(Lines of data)
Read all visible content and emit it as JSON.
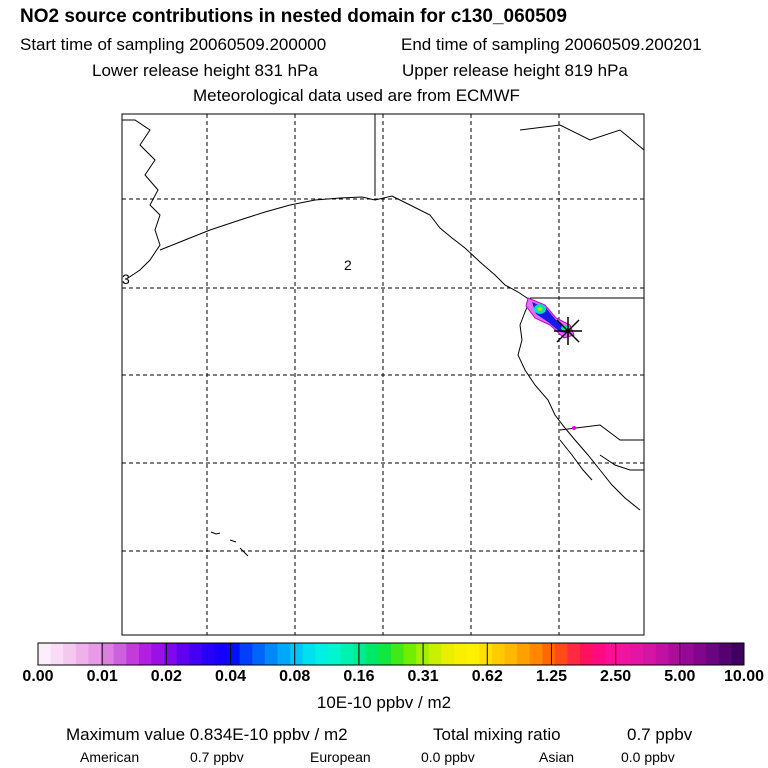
{
  "header": {
    "title": "NO2 source contributions in nested domain for c130_060509",
    "start_time": "Start time of sampling 20060509.200000",
    "end_time": "End time of sampling 20060509.200201",
    "lower_height": "Lower release height  831 hPa",
    "upper_height": "Upper release height  819 hPa",
    "met_data": "Meteorological data used are from ECMWF"
  },
  "map": {
    "labels": {
      "left_edge": "3",
      "mid": "2"
    }
  },
  "colorbar": {
    "ticks": [
      "0.00",
      "0.01",
      "0.02",
      "0.04",
      "0.08",
      "0.16",
      "0.31",
      "0.62",
      "1.25",
      "2.50",
      "5.00",
      "10.00"
    ],
    "colors": [
      "#fdeefb",
      "#f9dcf6",
      "#f4c8f1",
      "#efb0ec",
      "#e89ae6",
      "#dd7fe1",
      "#cf60dd",
      "#c33cdb",
      "#b31ee0",
      "#9b10e6",
      "#8008ec",
      "#6000f0",
      "#4400f5",
      "#2800f8",
      "#1500fa",
      "#0010fa",
      "#0040fa",
      "#0066fa",
      "#0088fa",
      "#00a8fa",
      "#00c6f8",
      "#00e0f0",
      "#00f0e6",
      "#00f5d0",
      "#00f2b0",
      "#00ec90",
      "#00e868",
      "#10e840",
      "#40ea18",
      "#70ee00",
      "#a0f000",
      "#c8f000",
      "#e8f000",
      "#f8f000",
      "#fff000",
      "#ffe000",
      "#ffcc00",
      "#ffb800",
      "#ffa000",
      "#ff8800",
      "#ff6a00",
      "#ff4a1a",
      "#ff2a40",
      "#ff1060",
      "#ff0a80",
      "#fa1094",
      "#f014a0",
      "#e414a4",
      "#d414a4",
      "#c210a2",
      "#ae0c9c",
      "#980896",
      "#82068c",
      "#6a0480",
      "#540270",
      "#3e0060"
    ],
    "units": "10E-10 ppbv / m2"
  },
  "stats": {
    "max_value": "Maximum value  0.834E-10 ppbv / m2",
    "total_mixing": "Total mixing ratio",
    "total_value": "0.7 ppbv",
    "american_label": "American",
    "american_value": "0.7 ppbv",
    "european_label": "European",
    "european_value": "0.0 ppbv",
    "asian_label": "Asian",
    "asian_value": "0.0 ppbv"
  }
}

**PROBLEM STATEMENT:** Examine the listing and say how many of its lines contain the string "ppbv". Give the number alone.

**RESULT OF THE EXERCISE:** 6